Dem Grundsatz der Maßgeblichkeit der Verteidigungsperspektive widerspricht auch die vom OLG Zweibrücken postuliert Pflicht zur Erläuterung und Plausibilisierung, „weshalb die Kenntnis vom Inhalt solche andere Verkehrsteilnehmer betreffende Daten für seine Verteidgung Bedeutung gewinnen können und er deshalb auf diese Informationen angewiesen ist“. Denn das Einsichtsrecht des Betroffenen zielt gerade darauf ab, mögliche Fehlerquellen erst zu ermitteln. Das Einsichtsrecht ist der Aufklärungspflicht des Gerichts vorgelagert (OLG Jena, a.a.O.) und steht mit ihr in keinem Zusammenhang.

Das Einsichtsrecht in verfahrensfremde Messdaten lässt sich auch nicht wegen entgegenstehenden Interessen der betreffenden (anderen) Verkehrsteilnehmer ablehnen. Soweit das OLG Zweibrücken insoweit nunmehr Bedenken entwickelt („dritte Verkehrsteilnehmer betreffen, deren Rechte tangiert sein können“), hat gerade das BayObLG bereits im Jahr 1990 entschieden, dass Gründe des „Geheimnisschutzes“ einer Übersendung eines Videobandes an den Verteidiger nicht entgegenstehen (NJW 1991, 1070) und auch das BVerfG hat im Jahr 2011 die Position vertreten, dass die Verkehrsteilnehmer sich durch die Teilnahme am öffentlichen Straßenverkehr selbst der Wahrnehmung und Beobachtung durch andere Verkehrsteilnehmer und auch der Kontrolle ihres Verhaltens im Straßenverkehr durch die Polizei aussetzen (NJW 2011, 2783, 2785).

Die Versuche des BayObLG und des OLG Zweibrücken, das nunmehr auch vom BVerfG dem Betroffenen zuerkannte Einsichtsrecht in die Messerunterlagen jedenfalls hinsichtlich vorhandener Rohmessdaten wieder zu relativieren, vermögen nach hiesigem Dafürhalten nicht zu überzeugen. Sie dürften insbesondere dem Umstand nicht gerecht werden, dass die vom BVerfG bestätigten Grundsätze des standardisierten Messverfahrens mit den damit verbundenen Erleichterungen für die Beweisführung des Gerichts und die Darlegungen im Urteil gerade nur dann zu legitimieren sind, wenn komplementär dem Betroffenen und seiner Verteidigung die Möglichkeit eingeräumt wird, die Richtigkeit der Messung eigeninitiativ zu überprüfen und in Frage zu stellen (vgl. Cierniak/Niehaus, DAR 2014, 2, 7; DAR 2018, 541, 544). Dies setzt aber ein „umfassendes“ (BVerfG, a.a.O., Rn 50) Zugangsrecht zu Beweismitteln und Ermittlungsvorgängen voraus, zu denen auch vorhandene Rohmessdaten/Einzelmesswerte des gesamten Tattages gehören dürften.

=======

Schriftliche Aufgabe 1 — Schreiben Sie aus den Datensätzen den Abschnitt unverändert ab, der mit der ersten Zeile beginnt und mit der Zeile endet, die „my-info-card: 我的信息 个人信息“ enthält. Beide Grenzzeilen gehören dazu.

=======

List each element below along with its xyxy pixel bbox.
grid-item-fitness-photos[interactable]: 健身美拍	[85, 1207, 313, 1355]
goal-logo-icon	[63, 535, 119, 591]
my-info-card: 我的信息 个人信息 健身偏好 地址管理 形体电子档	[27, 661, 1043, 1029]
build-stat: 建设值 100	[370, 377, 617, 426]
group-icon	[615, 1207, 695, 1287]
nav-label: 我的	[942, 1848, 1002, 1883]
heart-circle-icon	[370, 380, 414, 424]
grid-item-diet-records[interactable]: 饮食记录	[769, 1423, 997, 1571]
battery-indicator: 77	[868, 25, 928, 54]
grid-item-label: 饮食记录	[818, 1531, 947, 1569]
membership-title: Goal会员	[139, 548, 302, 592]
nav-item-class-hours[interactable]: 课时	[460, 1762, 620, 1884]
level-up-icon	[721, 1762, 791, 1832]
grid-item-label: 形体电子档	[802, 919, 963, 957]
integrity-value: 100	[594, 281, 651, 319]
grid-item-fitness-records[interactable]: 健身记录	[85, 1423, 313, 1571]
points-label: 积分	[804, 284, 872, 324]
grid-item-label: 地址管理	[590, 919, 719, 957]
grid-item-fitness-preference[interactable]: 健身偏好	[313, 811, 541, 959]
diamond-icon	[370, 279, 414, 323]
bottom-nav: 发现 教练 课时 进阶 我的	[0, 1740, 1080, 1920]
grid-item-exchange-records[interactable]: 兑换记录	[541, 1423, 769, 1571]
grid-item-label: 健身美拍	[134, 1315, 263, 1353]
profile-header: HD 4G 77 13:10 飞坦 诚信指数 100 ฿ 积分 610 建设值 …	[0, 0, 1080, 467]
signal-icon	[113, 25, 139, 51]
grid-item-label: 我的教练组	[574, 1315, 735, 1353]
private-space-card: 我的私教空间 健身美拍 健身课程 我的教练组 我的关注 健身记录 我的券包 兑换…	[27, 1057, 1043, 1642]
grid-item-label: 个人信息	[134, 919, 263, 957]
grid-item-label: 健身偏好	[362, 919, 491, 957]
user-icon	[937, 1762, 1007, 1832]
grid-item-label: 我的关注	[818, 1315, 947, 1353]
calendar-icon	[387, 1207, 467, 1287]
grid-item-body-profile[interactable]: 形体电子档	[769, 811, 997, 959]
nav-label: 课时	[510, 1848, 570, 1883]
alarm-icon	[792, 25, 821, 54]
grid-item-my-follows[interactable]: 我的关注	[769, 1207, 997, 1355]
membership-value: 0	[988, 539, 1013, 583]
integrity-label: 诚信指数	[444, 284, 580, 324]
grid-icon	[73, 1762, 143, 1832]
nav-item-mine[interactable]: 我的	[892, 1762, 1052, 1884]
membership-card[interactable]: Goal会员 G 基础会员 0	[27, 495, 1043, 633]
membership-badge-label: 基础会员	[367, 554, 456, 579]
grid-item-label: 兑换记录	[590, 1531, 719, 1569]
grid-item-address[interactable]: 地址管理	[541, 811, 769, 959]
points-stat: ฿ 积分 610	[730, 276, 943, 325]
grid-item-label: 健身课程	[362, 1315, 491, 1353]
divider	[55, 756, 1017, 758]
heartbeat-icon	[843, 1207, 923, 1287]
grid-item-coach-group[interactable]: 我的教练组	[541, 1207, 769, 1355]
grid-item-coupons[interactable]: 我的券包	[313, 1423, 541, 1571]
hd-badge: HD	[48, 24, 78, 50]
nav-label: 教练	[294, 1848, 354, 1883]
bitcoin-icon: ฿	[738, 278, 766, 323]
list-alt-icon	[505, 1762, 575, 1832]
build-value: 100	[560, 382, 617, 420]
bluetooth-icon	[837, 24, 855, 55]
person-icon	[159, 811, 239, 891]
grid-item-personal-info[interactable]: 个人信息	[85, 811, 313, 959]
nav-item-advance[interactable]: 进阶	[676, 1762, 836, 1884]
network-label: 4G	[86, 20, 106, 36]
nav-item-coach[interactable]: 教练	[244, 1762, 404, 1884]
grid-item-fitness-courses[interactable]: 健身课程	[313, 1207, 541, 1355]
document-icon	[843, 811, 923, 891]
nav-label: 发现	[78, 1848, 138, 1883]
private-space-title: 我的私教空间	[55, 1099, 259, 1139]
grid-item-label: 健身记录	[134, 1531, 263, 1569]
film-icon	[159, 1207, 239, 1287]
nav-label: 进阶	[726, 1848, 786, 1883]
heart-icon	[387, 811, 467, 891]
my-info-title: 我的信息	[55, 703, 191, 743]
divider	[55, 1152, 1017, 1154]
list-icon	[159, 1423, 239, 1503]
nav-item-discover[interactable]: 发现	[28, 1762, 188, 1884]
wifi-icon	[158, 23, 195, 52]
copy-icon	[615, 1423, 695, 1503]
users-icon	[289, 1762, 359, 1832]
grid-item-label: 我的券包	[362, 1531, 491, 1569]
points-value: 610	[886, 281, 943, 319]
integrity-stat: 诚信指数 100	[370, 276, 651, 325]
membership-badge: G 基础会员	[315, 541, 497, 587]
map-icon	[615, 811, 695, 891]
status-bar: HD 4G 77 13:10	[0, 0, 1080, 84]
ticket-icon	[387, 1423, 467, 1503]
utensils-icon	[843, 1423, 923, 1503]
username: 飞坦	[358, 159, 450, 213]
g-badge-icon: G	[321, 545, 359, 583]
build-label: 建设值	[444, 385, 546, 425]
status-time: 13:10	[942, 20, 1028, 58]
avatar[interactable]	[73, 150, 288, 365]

=======

Schriftliche Aufgabe 2 —
Beantworten Sie anhand des Textauszugs kurz:
(a) In welchem Jahr entschied das BayObLG, dass Gründe des „Geheimnisschutzes“ der Übersendung eines Videobandes an den Verteidiger nicht entgegenstehen?
(b) Welcher Pflicht ist das Einsichtsrecht vorgelagert?
(c) Welche Daten dürften zu den Beweismitteln gehören, auf die sich das „umfassende“ Zugangsrecht erstreckt?

Aufgabenlösung 1 —
List each element below along with its xyxy pixel bbox.
grid-item-fitness-photos[interactable]: 健身美拍	[85, 1207, 313, 1355]
goal-logo-icon	[63, 535, 119, 591]
my-info-card: 我的信息 个人信息 健身偏好 地址管理 形体电子档	[27, 661, 1043, 1029]

Aufgabenlösung 2 —
(a) 1990
(b) Der Aufklärungspflicht des Gerichts
(c) Vorhandene Rohmessdaten/Einzelmesswerte des gesamten Tattages